* LISTED RECORDS
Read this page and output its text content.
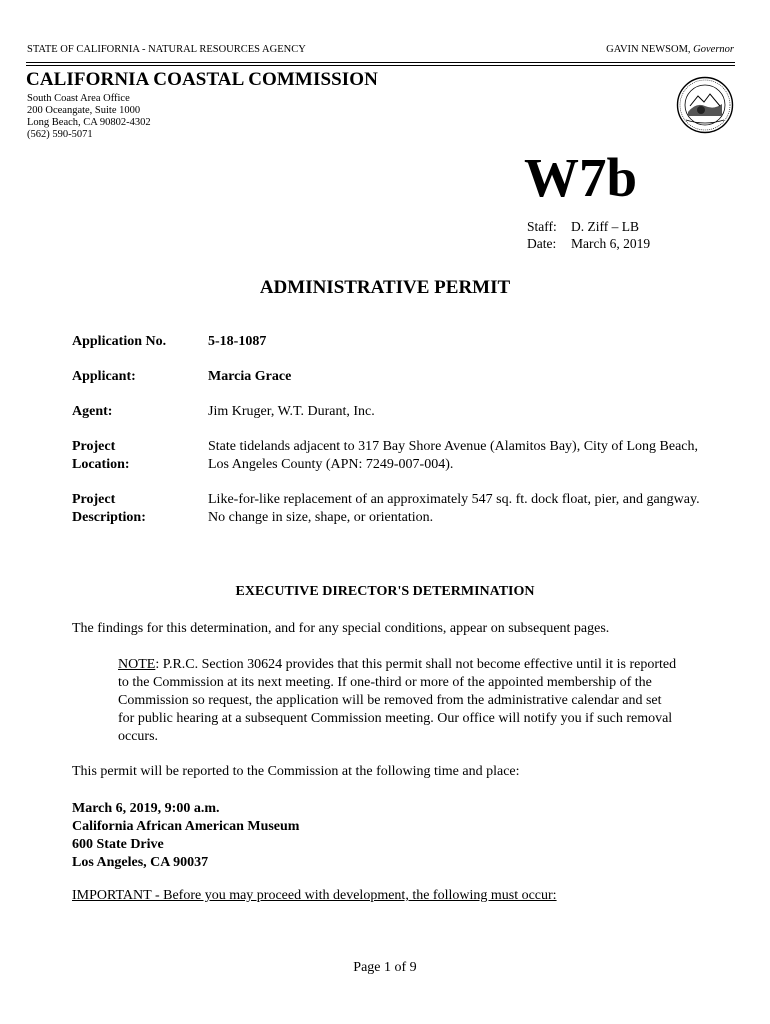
STATE OF CALIFORNIA - NATURAL RESOURCES AGENCY	GAVIN NEWSOM, Governor
CALIFORNIA COASTAL COMMISSION
South Coast Area Office
200 Oceangate, Suite 1000
Long Beach, CA 90802-4302
(562) 590-5071
W7b
Staff:	D. Ziff – LB
Date:	March 6, 2019
ADMINISTRATIVE PERMIT
Application No.	5-18-1087
Applicant:	Marcia Grace
Agent:	Jim Kruger, W.T. Durant, Inc.
Project
Location:
State tidelands adjacent to 317 Bay Shore Avenue (Alamitos Bay), City of Long Beach, Los Angeles County (APN: 7249-007-004).
Project
Description:
Like-for-like replacement of an approximately 547 sq. ft. dock float, pier, and gangway. No change in size, shape, or orientation.
EXECUTIVE DIRECTOR'S DETERMINATION
The findings for this determination, and for any special conditions, appear on subsequent pages.
NOTE: P.R.C. Section 30624 provides that this permit shall not become effective until it is reported to the Commission at its next meeting. If one-third or more of the appointed membership of the Commission so request, the application will be removed from the administrative calendar and set for public hearing at a subsequent Commission meeting. Our office will notify you if such removal occurs.
This permit will be reported to the Commission at the following time and place:
March 6, 2019, 9:00 a.m.
California African American Museum
600 State Drive
Los Angeles, CA 90037
IMPORTANT - Before you may proceed with development, the following must occur:
Page 1 of 9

* WHAT THE TASK REQUIRES
Restate the data above exactly, stripping out each image.

* COMPLETE ANSWER
Read this page and output its text content.
STATE OF CALIFORNIA - NATURAL RESOURCES AGENCY	GAVIN NEWSOM, Governor
CALIFORNIA COASTAL COMMISSION
South Coast Area Office
200 Oceangate, Suite 1000
Long Beach, CA 90802-4302
(562) 590-5071
W7b
Staff:	D. Ziff – LB
Date:	March 6, 2019
ADMINISTRATIVE PERMIT
Application No.	5-18-1087
Applicant:	Marcia Grace
Agent:	Jim Kruger, W.T. Durant, Inc.
Project
Location:
State tidelands adjacent to 317 Bay Shore Avenue (Alamitos Bay), City of Long Beach, Los Angeles County (APN: 7249-007-004).
Project
Description:
Like-for-like replacement of an approximately 547 sq. ft. dock float, pier, and gangway. No change in size, shape, or orientation.
EXECUTIVE DIRECTOR'S DETERMINATION
The findings for this determination, and for any special conditions, appear on subsequent pages.
NOTE: P.R.C. Section 30624 provides that this permit shall not become effective until it is reported to the Commission at its next meeting. If one-third or more of the appointed membership of the Commission so request, the application will be removed from the administrative calendar and set for public hearing at a subsequent Commission meeting. Our office will notify you if such removal occurs.
This permit will be reported to the Commission at the following time and place:
March 6, 2019, 9:00 a.m.
California African American Museum
600 State Drive
Los Angeles, CA 90037
IMPORTANT - Before you may proceed with development, the following must occur:
Page 1 of 9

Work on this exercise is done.